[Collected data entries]
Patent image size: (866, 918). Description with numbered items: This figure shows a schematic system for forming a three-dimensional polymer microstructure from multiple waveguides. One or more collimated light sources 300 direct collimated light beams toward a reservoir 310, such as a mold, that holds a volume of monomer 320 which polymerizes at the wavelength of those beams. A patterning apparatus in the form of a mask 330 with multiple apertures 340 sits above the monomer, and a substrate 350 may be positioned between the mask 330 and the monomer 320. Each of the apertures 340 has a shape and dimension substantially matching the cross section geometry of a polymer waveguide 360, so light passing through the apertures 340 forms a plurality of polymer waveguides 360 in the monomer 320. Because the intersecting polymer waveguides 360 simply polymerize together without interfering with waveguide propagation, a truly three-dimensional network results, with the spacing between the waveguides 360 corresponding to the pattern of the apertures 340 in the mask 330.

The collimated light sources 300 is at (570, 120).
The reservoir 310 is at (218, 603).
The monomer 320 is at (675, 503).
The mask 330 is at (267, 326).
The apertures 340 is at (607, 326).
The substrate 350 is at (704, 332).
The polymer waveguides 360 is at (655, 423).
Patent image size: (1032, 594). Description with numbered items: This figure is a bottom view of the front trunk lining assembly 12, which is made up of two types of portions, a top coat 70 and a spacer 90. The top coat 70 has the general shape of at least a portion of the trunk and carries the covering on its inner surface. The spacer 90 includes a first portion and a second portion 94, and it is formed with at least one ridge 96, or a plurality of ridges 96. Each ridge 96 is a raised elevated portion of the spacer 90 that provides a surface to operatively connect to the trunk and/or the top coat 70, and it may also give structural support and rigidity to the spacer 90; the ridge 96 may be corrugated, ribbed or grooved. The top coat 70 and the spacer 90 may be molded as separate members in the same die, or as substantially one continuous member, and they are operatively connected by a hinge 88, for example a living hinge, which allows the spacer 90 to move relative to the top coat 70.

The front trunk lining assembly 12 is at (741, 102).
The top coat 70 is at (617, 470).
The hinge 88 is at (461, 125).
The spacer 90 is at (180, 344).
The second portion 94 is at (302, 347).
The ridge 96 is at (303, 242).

* **Do this**:
Could you revise the entries above so that each "Description with numbered items" becomes "Numbered description", with everything else left as it is?

* **Output below**:
Patent image size: (866, 918). Numbered description: This figure shows a schematic system for forming a three-dimensional polymer microstructure from multiple waveguides. One or more collimated light sources 300 direct collimated light beams toward a reservoir 310, such as a mold, that holds a volume of monomer 320 which polymerizes at the wavelength of those beams. A patterning apparatus in the form of a mask 330 with multiple apertures 340 sits above the monomer, and a substrate 350 may be positioned between the mask 330 and the monomer 320. Each of the apertures 340 has a shape and dimension substantially matching the cross section geometry of a polymer waveguide 360, so light passing through the apertures 340 forms a plurality of polymer waveguides 360 in the monomer 320. Because the intersecting polymer waveguides 360 simply polymerize together without interfering with waveguide propagation, a truly three-dimensional network results, with the spacing between the waveguides 360 corresponding to the pattern of the apertures 340 in the mask 330.

The collimated light sources 300 is at (570, 120).
The reservoir 310 is at (218, 603).
The monomer 320 is at (675, 503).
The mask 330 is at (267, 326).
The apertures 340 is at (607, 326).
The substrate 350 is at (704, 332).
The polymer waveguides 360 is at (655, 423).
Patent image size: (1032, 594). Numbered description: This figure is a bottom view of the front trunk lining assembly 12, which is made up of two types of portions, a top coat 70 and a spacer 90. The top coat 70 has the general shape of at least a portion of the trunk and carries the covering on its inner surface. The spacer 90 includes a first portion and a second portion 94, and it is formed with at least one ridge 96, or a plurality of ridges 96. Each ridge 96 is a raised elevated portion of the spacer 90 that provides a surface to operatively connect to the trunk and/or the top coat 70, and it may also give structural support and rigidity to the spacer 90; the ridge 96 may be corrugated, ribbed or grooved. The top coat 70 and the spacer 90 may be molded as separate members in the same die, or as substantially one continuous member, and they are operatively connected by a hinge 88, for example a living hinge, which allows the spacer 90 to move relative to the top coat 70.

The front trunk lining assembly 12 is at (741, 102).
The top coat 70 is at (617, 470).
The hinge 88 is at (461, 125).
The spacer 90 is at (180, 344).
The second portion 94 is at (302, 347).
The ridge 96 is at (303, 242).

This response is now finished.